WHAT YOU WILL DO -
Give, as a bare number, the count of lines that contain the word "base".
________________________________________
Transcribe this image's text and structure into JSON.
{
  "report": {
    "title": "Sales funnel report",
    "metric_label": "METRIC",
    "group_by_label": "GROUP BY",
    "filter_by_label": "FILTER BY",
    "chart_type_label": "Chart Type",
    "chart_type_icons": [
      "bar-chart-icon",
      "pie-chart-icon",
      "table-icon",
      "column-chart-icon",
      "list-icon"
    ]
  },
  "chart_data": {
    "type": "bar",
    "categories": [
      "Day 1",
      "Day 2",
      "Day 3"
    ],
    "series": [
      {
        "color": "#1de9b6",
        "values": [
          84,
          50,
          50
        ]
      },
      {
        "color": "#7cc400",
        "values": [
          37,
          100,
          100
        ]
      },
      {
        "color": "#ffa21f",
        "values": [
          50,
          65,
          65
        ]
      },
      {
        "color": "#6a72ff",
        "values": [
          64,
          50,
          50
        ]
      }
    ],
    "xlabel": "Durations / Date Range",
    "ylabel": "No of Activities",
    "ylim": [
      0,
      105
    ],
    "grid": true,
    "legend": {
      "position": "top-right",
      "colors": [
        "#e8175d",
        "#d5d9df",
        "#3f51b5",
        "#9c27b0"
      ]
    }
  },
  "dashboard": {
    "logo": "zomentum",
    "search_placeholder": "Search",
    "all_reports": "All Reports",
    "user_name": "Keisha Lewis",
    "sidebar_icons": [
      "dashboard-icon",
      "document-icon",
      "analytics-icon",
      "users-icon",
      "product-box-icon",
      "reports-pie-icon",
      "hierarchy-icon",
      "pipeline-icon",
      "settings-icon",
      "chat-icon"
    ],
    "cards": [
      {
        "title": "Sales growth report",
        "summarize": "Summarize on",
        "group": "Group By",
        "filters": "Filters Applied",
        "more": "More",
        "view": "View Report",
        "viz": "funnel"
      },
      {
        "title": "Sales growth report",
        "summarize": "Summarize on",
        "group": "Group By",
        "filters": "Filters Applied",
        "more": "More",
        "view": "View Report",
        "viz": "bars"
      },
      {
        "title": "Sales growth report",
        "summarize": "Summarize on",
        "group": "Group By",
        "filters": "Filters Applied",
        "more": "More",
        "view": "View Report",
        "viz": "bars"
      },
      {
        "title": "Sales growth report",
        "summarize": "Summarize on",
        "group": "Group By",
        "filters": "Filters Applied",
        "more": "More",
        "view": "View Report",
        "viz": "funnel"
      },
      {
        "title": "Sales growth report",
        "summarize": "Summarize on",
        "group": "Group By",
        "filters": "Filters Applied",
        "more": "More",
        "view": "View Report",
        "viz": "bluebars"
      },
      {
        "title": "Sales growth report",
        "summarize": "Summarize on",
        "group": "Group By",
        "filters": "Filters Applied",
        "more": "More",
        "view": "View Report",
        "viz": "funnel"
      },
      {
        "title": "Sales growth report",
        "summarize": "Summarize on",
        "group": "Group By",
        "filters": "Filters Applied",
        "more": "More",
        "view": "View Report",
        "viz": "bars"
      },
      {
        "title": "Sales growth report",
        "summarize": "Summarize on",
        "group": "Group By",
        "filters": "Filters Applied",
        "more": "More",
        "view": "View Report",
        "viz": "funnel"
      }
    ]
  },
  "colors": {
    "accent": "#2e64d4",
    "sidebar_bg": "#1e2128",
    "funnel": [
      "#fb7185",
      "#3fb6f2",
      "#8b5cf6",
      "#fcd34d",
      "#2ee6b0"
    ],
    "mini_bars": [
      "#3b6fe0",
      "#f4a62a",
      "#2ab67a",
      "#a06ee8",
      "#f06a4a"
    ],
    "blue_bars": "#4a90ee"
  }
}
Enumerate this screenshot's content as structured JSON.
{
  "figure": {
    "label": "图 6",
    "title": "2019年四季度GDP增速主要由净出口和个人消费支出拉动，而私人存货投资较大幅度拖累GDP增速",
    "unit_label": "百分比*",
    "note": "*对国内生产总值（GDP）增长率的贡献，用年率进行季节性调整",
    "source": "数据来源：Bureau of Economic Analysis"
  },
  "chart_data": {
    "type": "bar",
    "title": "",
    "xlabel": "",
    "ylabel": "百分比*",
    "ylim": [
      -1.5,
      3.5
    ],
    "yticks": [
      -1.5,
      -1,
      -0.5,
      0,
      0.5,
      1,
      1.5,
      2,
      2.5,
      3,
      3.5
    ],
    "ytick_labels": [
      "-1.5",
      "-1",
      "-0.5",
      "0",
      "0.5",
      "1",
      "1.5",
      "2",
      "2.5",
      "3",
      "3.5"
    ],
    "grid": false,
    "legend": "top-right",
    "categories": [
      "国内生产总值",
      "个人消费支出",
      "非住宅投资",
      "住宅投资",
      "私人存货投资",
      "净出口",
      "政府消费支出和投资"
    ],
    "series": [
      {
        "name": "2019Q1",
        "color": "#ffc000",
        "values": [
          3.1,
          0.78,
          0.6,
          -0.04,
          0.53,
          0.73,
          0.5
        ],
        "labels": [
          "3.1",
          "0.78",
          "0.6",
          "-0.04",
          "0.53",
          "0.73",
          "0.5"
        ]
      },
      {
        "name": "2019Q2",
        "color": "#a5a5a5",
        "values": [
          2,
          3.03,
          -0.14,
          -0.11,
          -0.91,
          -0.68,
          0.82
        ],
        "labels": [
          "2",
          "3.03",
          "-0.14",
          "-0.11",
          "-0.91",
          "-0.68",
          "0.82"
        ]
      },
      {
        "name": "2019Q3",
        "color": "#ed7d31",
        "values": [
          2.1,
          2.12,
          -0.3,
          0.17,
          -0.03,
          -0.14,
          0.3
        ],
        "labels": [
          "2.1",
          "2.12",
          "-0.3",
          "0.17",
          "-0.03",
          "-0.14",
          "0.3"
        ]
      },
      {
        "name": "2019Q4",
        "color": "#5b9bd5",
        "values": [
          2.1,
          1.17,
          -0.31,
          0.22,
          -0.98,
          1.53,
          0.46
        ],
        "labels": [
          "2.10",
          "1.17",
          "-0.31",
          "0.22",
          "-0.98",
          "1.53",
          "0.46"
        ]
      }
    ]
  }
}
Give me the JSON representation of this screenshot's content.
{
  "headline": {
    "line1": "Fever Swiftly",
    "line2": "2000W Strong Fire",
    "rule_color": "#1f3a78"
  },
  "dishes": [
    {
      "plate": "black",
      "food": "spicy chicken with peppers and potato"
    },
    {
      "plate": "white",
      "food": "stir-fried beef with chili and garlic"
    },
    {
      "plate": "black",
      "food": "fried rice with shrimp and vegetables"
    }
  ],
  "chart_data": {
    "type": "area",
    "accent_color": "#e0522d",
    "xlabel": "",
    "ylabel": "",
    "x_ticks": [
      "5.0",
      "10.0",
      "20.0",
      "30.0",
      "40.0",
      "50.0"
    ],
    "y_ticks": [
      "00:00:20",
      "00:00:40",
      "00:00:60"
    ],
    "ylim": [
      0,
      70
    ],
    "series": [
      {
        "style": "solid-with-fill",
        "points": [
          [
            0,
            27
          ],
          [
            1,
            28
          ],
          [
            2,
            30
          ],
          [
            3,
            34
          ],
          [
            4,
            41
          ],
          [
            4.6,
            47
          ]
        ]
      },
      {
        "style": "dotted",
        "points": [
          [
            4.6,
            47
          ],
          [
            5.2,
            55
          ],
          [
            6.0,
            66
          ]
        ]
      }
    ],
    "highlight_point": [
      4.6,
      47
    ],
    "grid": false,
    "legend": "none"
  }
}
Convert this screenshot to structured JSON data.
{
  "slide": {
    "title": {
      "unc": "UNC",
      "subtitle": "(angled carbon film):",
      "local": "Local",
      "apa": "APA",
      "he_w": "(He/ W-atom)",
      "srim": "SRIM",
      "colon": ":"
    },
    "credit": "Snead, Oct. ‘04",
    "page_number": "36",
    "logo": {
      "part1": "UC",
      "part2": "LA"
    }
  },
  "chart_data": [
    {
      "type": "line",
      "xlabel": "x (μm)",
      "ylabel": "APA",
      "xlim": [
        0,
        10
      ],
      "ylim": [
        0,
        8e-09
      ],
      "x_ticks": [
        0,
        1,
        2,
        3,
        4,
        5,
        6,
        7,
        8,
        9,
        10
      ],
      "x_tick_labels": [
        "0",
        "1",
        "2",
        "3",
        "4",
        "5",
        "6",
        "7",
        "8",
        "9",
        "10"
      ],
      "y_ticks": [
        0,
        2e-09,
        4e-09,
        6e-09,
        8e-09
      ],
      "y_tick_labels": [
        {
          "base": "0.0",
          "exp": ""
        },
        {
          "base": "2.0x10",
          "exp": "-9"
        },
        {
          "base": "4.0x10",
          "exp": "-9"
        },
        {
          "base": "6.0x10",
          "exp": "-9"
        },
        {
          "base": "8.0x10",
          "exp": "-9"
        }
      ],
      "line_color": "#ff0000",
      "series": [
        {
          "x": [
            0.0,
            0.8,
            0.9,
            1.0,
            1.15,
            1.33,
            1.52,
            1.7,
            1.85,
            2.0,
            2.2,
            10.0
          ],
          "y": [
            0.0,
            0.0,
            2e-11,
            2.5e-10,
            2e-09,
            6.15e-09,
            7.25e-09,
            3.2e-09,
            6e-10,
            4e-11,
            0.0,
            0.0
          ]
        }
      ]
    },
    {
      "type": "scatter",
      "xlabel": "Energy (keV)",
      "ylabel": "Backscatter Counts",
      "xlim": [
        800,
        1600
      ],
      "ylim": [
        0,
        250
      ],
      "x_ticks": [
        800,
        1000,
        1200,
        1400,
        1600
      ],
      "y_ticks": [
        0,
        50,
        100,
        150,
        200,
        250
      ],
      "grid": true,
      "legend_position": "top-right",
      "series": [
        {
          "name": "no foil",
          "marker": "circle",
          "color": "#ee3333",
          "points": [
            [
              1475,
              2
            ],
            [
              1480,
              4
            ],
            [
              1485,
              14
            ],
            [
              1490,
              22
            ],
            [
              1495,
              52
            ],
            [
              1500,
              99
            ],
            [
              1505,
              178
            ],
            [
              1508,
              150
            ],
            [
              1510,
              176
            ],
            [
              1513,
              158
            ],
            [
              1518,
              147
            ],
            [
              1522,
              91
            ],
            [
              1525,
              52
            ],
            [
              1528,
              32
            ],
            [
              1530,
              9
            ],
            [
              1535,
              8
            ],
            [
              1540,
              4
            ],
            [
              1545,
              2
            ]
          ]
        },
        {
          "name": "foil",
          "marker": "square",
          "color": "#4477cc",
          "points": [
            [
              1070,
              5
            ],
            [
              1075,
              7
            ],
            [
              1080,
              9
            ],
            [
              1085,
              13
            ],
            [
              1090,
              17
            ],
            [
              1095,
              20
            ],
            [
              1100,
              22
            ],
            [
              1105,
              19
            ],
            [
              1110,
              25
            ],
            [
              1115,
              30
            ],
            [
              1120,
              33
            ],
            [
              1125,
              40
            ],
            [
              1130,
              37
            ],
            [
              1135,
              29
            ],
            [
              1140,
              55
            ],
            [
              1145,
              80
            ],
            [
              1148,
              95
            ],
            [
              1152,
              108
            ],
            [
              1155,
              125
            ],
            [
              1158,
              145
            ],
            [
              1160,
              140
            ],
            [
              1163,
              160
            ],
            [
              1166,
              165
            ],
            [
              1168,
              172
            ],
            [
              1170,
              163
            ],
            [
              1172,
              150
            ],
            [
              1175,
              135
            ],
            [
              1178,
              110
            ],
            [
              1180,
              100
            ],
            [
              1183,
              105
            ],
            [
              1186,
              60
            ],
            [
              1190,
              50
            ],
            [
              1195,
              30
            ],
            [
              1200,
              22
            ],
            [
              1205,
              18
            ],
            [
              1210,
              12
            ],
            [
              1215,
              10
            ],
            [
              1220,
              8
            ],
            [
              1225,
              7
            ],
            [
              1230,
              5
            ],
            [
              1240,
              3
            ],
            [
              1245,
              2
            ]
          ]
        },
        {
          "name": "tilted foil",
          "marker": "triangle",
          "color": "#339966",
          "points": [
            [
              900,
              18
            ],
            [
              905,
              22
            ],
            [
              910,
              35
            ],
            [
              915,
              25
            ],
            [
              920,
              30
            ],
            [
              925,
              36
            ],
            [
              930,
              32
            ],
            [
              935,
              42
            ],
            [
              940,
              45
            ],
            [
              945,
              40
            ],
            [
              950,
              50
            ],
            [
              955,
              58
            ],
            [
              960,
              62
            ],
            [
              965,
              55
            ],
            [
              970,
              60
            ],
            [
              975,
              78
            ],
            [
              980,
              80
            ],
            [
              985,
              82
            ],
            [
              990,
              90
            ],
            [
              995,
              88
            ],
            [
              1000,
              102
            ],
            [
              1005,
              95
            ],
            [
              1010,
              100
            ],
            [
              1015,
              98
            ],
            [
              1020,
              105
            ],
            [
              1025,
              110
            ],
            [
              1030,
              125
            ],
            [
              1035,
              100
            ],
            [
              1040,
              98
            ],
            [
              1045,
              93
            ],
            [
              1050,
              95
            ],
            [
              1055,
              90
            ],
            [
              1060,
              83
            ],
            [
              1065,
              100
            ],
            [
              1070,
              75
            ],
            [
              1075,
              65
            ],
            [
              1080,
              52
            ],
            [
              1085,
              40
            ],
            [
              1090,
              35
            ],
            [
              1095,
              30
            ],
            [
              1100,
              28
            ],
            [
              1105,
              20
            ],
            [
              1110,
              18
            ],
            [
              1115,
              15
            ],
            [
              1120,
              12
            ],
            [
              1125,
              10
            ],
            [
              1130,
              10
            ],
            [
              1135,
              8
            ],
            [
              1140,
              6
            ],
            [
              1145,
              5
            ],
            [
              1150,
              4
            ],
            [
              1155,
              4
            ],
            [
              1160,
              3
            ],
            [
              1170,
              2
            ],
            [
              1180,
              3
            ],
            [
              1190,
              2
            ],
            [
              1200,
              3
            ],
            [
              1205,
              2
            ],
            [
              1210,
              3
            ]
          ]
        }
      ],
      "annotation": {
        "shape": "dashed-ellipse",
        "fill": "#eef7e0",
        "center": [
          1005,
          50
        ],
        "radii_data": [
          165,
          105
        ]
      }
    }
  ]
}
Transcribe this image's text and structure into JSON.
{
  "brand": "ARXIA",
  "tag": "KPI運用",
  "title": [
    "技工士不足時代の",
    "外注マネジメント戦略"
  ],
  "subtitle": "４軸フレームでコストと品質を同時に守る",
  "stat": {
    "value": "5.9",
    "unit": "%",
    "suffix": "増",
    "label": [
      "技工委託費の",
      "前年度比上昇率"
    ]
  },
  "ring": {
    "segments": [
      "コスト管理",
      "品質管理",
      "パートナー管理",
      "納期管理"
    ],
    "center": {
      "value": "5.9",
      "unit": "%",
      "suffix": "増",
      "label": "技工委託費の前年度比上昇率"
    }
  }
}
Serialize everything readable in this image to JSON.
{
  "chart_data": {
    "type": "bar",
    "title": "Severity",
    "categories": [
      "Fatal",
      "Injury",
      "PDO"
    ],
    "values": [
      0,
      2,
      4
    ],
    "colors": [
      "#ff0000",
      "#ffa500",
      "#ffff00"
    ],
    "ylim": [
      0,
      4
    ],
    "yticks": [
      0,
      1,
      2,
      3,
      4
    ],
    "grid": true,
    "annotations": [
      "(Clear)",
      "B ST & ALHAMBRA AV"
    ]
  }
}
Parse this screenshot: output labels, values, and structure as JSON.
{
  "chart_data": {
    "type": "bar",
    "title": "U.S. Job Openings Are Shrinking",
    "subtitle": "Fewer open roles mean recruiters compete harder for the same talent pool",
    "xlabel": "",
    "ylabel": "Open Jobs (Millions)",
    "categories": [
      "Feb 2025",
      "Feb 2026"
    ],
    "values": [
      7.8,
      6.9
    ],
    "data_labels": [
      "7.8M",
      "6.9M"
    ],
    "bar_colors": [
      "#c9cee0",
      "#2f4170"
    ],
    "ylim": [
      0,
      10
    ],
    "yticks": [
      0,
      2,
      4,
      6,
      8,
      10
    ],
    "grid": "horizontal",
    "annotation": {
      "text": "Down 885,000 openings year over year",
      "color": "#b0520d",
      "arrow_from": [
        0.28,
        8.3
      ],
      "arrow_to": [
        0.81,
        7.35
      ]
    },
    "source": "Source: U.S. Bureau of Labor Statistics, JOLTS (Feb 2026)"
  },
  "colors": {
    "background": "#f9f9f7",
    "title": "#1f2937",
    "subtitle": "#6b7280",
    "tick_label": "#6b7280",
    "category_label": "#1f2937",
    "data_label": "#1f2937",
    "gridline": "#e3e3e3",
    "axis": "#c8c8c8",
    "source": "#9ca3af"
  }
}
________________________________________
OUTPUT -
5